--- Begin ---
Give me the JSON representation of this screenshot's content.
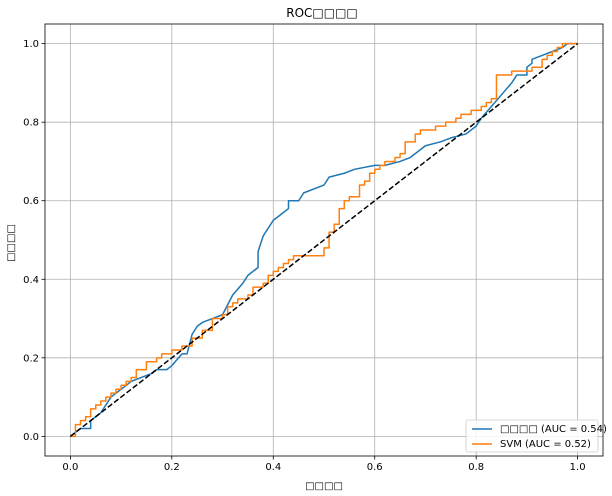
{
  "chart_data": {
    "type": "line",
    "title": "ROC□□□□",
    "xlabel": "□□□□",
    "ylabel": "□□□□",
    "xlim": [
      -0.05,
      1.05
    ],
    "ylim": [
      -0.05,
      1.05
    ],
    "xticks": [
      "0.0",
      "0.2",
      "0.4",
      "0.6",
      "0.8",
      "1.0"
    ],
    "yticks": [
      "0.0",
      "0.2",
      "0.4",
      "0.6",
      "0.8",
      "1.0"
    ],
    "grid": true,
    "legend_position": "lower-right",
    "series": [
      {
        "name": "□□□□ (AUC = 0.54)",
        "color": "#1f77b4",
        "x": [
          0.0,
          0.02,
          0.04,
          0.04,
          0.06,
          0.07,
          0.08,
          0.1,
          0.12,
          0.14,
          0.16,
          0.17,
          0.18,
          0.19,
          0.2,
          0.22,
          0.23,
          0.24,
          0.25,
          0.26,
          0.28,
          0.3,
          0.32,
          0.34,
          0.35,
          0.37,
          0.37,
          0.38,
          0.4,
          0.42,
          0.43,
          0.43,
          0.45,
          0.46,
          0.5,
          0.51,
          0.54,
          0.56,
          0.6,
          0.62,
          0.65,
          0.67,
          0.7,
          0.73,
          0.75,
          0.78,
          0.8,
          0.81,
          0.83,
          0.85,
          0.87,
          0.88,
          0.9,
          0.9,
          0.91,
          0.91,
          0.93,
          0.95,
          0.97,
          0.98,
          1.0
        ],
        "y": [
          0.0,
          0.02,
          0.02,
          0.04,
          0.06,
          0.08,
          0.1,
          0.12,
          0.14,
          0.15,
          0.16,
          0.17,
          0.17,
          0.17,
          0.18,
          0.21,
          0.21,
          0.26,
          0.28,
          0.29,
          0.3,
          0.31,
          0.36,
          0.39,
          0.41,
          0.43,
          0.47,
          0.51,
          0.55,
          0.57,
          0.58,
          0.6,
          0.6,
          0.62,
          0.64,
          0.66,
          0.67,
          0.68,
          0.69,
          0.69,
          0.7,
          0.71,
          0.74,
          0.75,
          0.76,
          0.77,
          0.79,
          0.81,
          0.84,
          0.87,
          0.9,
          0.92,
          0.92,
          0.94,
          0.95,
          0.96,
          0.97,
          0.98,
          0.99,
          1.0,
          1.0
        ]
      },
      {
        "name": "SVM (AUC = 0.52)",
        "color": "#ff7f0e",
        "step": true,
        "x": [
          0.0,
          0.01,
          0.02,
          0.03,
          0.04,
          0.05,
          0.06,
          0.07,
          0.08,
          0.09,
          0.1,
          0.11,
          0.12,
          0.13,
          0.15,
          0.17,
          0.18,
          0.2,
          0.22,
          0.24,
          0.26,
          0.28,
          0.3,
          0.31,
          0.32,
          0.33,
          0.35,
          0.36,
          0.38,
          0.39,
          0.4,
          0.41,
          0.42,
          0.43,
          0.44,
          0.46,
          0.5,
          0.51,
          0.52,
          0.53,
          0.54,
          0.55,
          0.57,
          0.58,
          0.59,
          0.6,
          0.61,
          0.62,
          0.64,
          0.65,
          0.66,
          0.68,
          0.69,
          0.7,
          0.72,
          0.74,
          0.76,
          0.77,
          0.79,
          0.81,
          0.82,
          0.83,
          0.84,
          0.85,
          0.87,
          0.9,
          0.91,
          0.93,
          0.94,
          0.95,
          0.96,
          0.97,
          0.98,
          1.0
        ],
        "y": [
          0.0,
          0.03,
          0.04,
          0.05,
          0.07,
          0.08,
          0.09,
          0.1,
          0.11,
          0.12,
          0.13,
          0.14,
          0.15,
          0.17,
          0.19,
          0.2,
          0.21,
          0.22,
          0.23,
          0.25,
          0.27,
          0.3,
          0.31,
          0.33,
          0.34,
          0.35,
          0.36,
          0.38,
          0.39,
          0.41,
          0.42,
          0.43,
          0.44,
          0.45,
          0.46,
          0.46,
          0.48,
          0.52,
          0.54,
          0.58,
          0.6,
          0.61,
          0.64,
          0.65,
          0.67,
          0.68,
          0.69,
          0.7,
          0.71,
          0.72,
          0.75,
          0.77,
          0.78,
          0.78,
          0.79,
          0.8,
          0.81,
          0.82,
          0.83,
          0.84,
          0.85,
          0.86,
          0.92,
          0.92,
          0.93,
          0.93,
          0.94,
          0.96,
          0.97,
          0.98,
          0.99,
          1.0,
          1.0,
          1.0
        ]
      },
      {
        "name": "",
        "color": "#000000",
        "dashed": true,
        "x": [
          0.0,
          1.0
        ],
        "y": [
          0.0,
          1.0
        ]
      }
    ]
  }
}
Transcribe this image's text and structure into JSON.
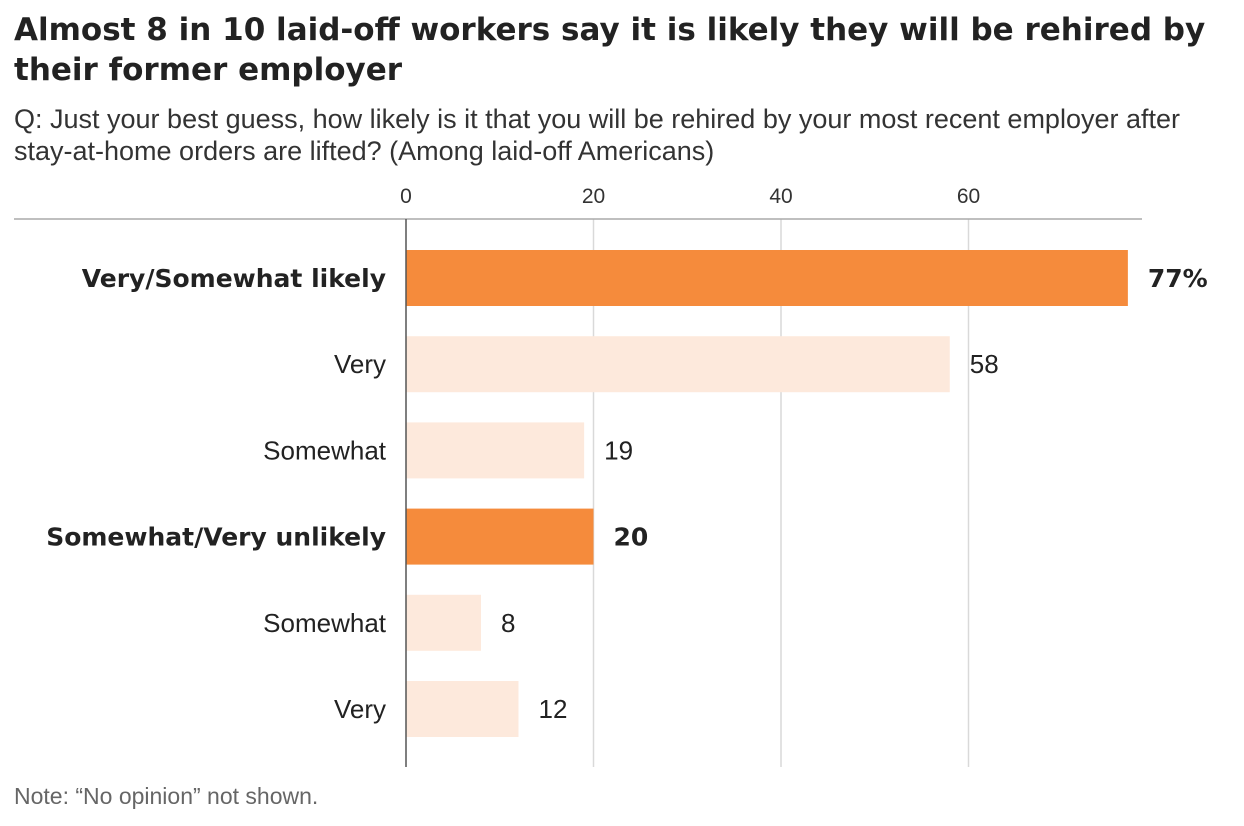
{
  "chart_data": {
    "type": "bar",
    "orientation": "horizontal",
    "title": "Almost 8 in 10 laid-off workers say it is likely they will be rehired by their former employer",
    "subtitle": "Q: Just your best guess, how likely is it that you will be rehired by your most recent employer after stay-at-home orders are lifted? (Among laid-off Americans)",
    "note": "Note: “No opinion” not shown.",
    "xlim": [
      0,
      77
    ],
    "xticks": [
      "0",
      "20",
      "40",
      "60"
    ],
    "grid": true,
    "categories": [
      {
        "label": "Very/Somewhat likely",
        "value": 77,
        "value_label": "77%",
        "group": "total"
      },
      {
        "label": "Very",
        "value": 58,
        "value_label": "58",
        "group": "detail"
      },
      {
        "label": "Somewhat",
        "value": 19,
        "value_label": "19",
        "group": "detail"
      },
      {
        "label": "Somewhat/Very unlikely",
        "value": 20,
        "value_label": "20",
        "group": "total"
      },
      {
        "label": "Somewhat",
        "value": 8,
        "value_label": "8",
        "group": "detail"
      },
      {
        "label": "Very",
        "value": 12,
        "value_label": "12",
        "group": "detail"
      }
    ],
    "colors": {
      "total": "#f58b3c",
      "detail": "#fde9dc",
      "grid": "#d9d9d9",
      "axis": "#555555"
    }
  }
}
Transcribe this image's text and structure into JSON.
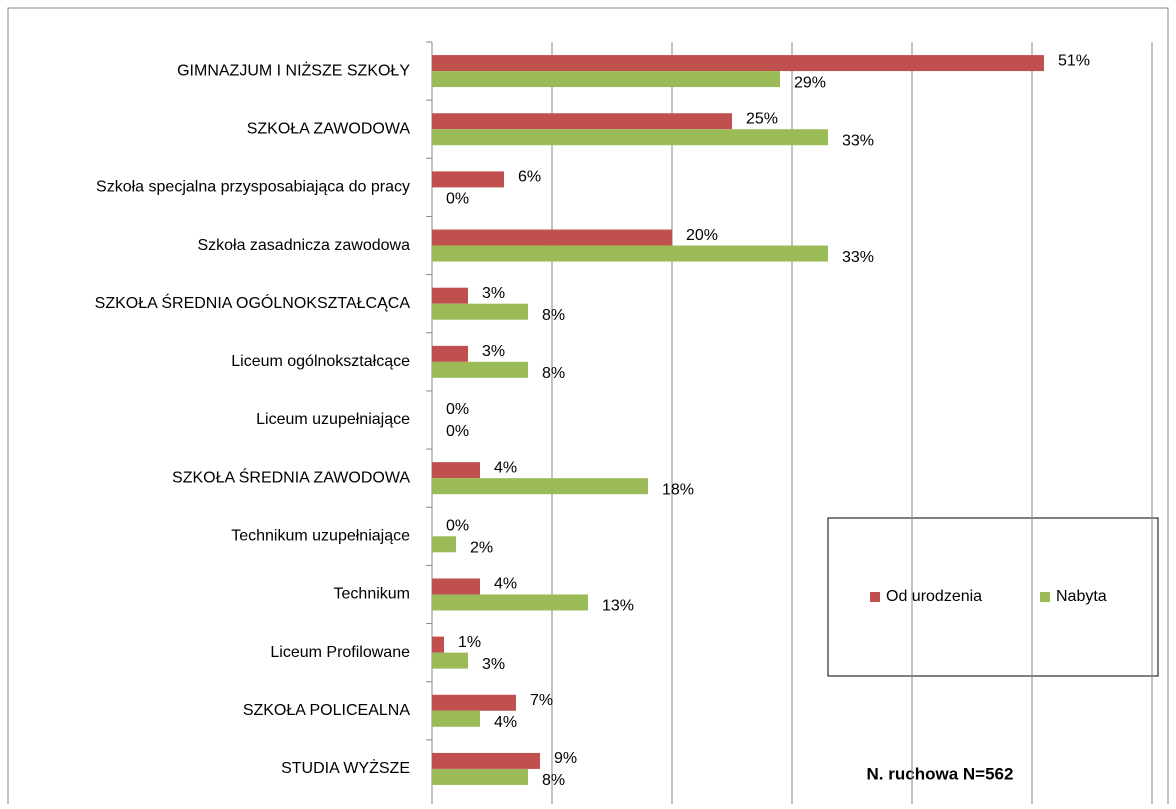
{
  "chart_data": {
    "type": "hbar",
    "categories": [
      "GIMNAZJUM I NIŻSZE SZKOŁY",
      "SZKOŁA ZAWODOWA",
      "Szkoła specjalna przysposabiająca do pracy",
      "Szkoła zasadnicza zawodowa",
      "SZKOŁA ŚREDNIA OGÓLNOKSZTAŁCĄCA",
      "Liceum ogólnokształcące",
      "Liceum uzupełniające",
      "SZKOŁA ŚREDNIA ZAWODOWA",
      "Technikum uzupełniające",
      "Technikum",
      "Liceum Profilowane",
      "SZKOŁA POLICEALNA",
      "STUDIA WYŻSZE"
    ],
    "series": [
      {
        "name": "Od urodzenia",
        "color": "#c0504d",
        "values": [
          51,
          25,
          6,
          20,
          3,
          3,
          0,
          4,
          0,
          4,
          1,
          7,
          9
        ],
        "value_labels": [
          "51%",
          "25%",
          "6%",
          "20%",
          "3%",
          "3%",
          "0%",
          "4%",
          "0%",
          "4%",
          "1%",
          "7%",
          "9%"
        ]
      },
      {
        "name": "Nabyta",
        "color": "#9bbb59",
        "values": [
          29,
          33,
          0,
          33,
          8,
          8,
          0,
          18,
          2,
          13,
          3,
          4,
          8
        ],
        "value_labels": [
          "29%",
          "33%",
          "0%",
          "33%",
          "8%",
          "8%",
          "0%",
          "18%",
          "2%",
          "13%",
          "3%",
          "4%",
          "8%"
        ]
      }
    ],
    "xlim": [
      0,
      60
    ],
    "xticks": [
      0,
      10,
      20,
      30,
      40,
      50,
      60
    ],
    "grid": true,
    "annotation": "N. ruchowa N=562"
  }
}
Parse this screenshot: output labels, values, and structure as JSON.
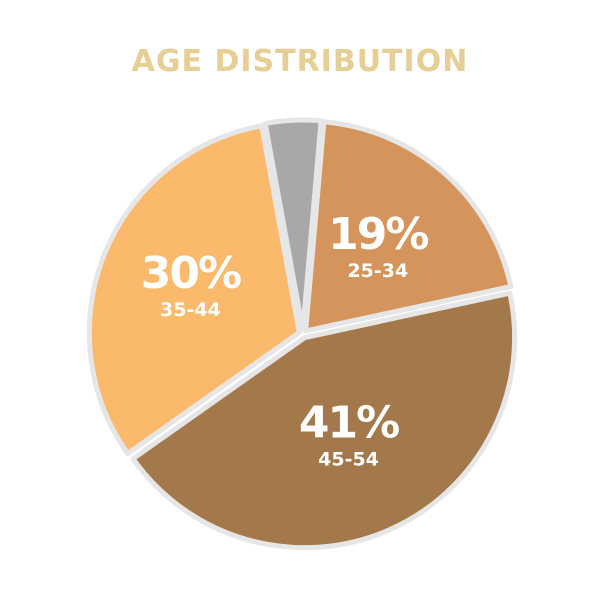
{
  "chart_data": {
    "type": "pie",
    "title": "AGE DISTRIBUTION",
    "slices": [
      {
        "category": "25-34",
        "value": 19,
        "label": "19%",
        "color": "#d4945c"
      },
      {
        "category": "45-54",
        "value": 41,
        "label": "41%",
        "color": "#a3784a"
      },
      {
        "category": "35-44",
        "value": 30,
        "label": "30%",
        "color": "#fbb96c"
      },
      {
        "category": "",
        "value": 4,
        "label": "",
        "color": "#a8a8a8"
      }
    ],
    "legend": "none"
  }
}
--- End ---
**What needs to be done**
Pull out every line of the records that includes the string "Technikum".

**Final answer**
      "Technikum uzupełniające",
      "Technikum",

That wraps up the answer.